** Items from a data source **

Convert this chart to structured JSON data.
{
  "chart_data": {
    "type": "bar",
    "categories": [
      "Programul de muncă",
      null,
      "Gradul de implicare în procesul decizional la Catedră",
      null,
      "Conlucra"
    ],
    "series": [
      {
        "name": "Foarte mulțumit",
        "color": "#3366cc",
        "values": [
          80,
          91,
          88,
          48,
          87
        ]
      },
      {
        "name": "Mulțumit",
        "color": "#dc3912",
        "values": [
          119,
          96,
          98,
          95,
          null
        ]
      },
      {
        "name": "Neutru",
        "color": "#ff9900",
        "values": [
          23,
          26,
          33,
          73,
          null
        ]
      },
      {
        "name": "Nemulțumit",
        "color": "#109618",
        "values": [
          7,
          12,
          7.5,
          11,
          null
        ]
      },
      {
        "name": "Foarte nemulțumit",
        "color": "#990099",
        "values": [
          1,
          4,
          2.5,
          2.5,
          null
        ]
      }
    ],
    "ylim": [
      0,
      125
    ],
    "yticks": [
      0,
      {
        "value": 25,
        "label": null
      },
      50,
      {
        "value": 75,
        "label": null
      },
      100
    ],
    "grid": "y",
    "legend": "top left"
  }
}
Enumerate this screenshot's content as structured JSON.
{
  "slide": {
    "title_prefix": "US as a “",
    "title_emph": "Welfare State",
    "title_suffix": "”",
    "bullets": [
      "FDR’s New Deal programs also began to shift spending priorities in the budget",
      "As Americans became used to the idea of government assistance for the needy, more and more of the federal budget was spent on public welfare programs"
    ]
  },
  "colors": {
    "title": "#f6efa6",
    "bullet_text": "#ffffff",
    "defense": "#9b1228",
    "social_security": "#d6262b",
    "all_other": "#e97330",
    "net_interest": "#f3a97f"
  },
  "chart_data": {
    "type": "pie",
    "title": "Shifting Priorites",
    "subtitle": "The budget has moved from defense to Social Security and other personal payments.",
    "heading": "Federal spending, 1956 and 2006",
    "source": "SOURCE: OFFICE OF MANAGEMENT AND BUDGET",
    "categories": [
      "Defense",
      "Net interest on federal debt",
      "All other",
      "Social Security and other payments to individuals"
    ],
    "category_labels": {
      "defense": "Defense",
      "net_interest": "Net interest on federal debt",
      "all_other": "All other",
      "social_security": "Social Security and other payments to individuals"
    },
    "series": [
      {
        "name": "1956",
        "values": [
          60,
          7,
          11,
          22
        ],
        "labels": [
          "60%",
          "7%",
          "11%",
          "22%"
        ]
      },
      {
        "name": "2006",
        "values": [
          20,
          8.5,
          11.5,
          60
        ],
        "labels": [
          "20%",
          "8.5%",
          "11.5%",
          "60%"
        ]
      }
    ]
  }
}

** Required work **
Retype, exactly and only, the lines running from the one with "Enumerate this screenshot's" through the final line of the listing above.

** Result of this task **
Enumerate this screenshot's content as structured JSON.
{
  "slide": {
    "title_prefix": "US as a “",
    "title_emph": "Welfare State",
    "title_suffix": "”",
    "bullets": [
      "FDR’s New Deal programs also began to shift spending priorities in the budget",
      "As Americans became used to the idea of government assistance for the needy, more and more of the federal budget was spent on public welfare programs"
    ]
  },
  "colors": {
    "title": "#f6efa6",
    "bullet_text": "#ffffff",
    "defense": "#9b1228",
    "social_security": "#d6262b",
    "all_other": "#e97330",
    "net_interest": "#f3a97f"
  },
  "chart_data": {
    "type": "pie",
    "title": "Shifting Priorites",
    "subtitle": "The budget has moved from defense to Social Security and other personal payments.",
    "heading": "Federal spending, 1956 and 2006",
    "source": "SOURCE: OFFICE OF MANAGEMENT AND BUDGET",
    "categories": [
      "Defense",
      "Net interest on federal debt",
      "All other",
      "Social Security and other payments to individuals"
    ],
    "category_labels": {
      "defense": "Defense",
      "net_interest": "Net interest on federal debt",
      "all_other": "All other",
      "social_security": "Social Security and other payments to individuals"
    },
    "series": [
      {
        "name": "1956",
        "values": [
          60,
          7,
          11,
          22
        ],
        "labels": [
          "60%",
          "7%",
          "11%",
          "22%"
        ]
      },
      {
        "name": "2006",
        "values": [
          20,
          8.5,
          11.5,
          60
        ],
        "labels": [
          "20%",
          "8.5%",
          "11.5%",
          "60%"
        ]
      }
    ]
  }
}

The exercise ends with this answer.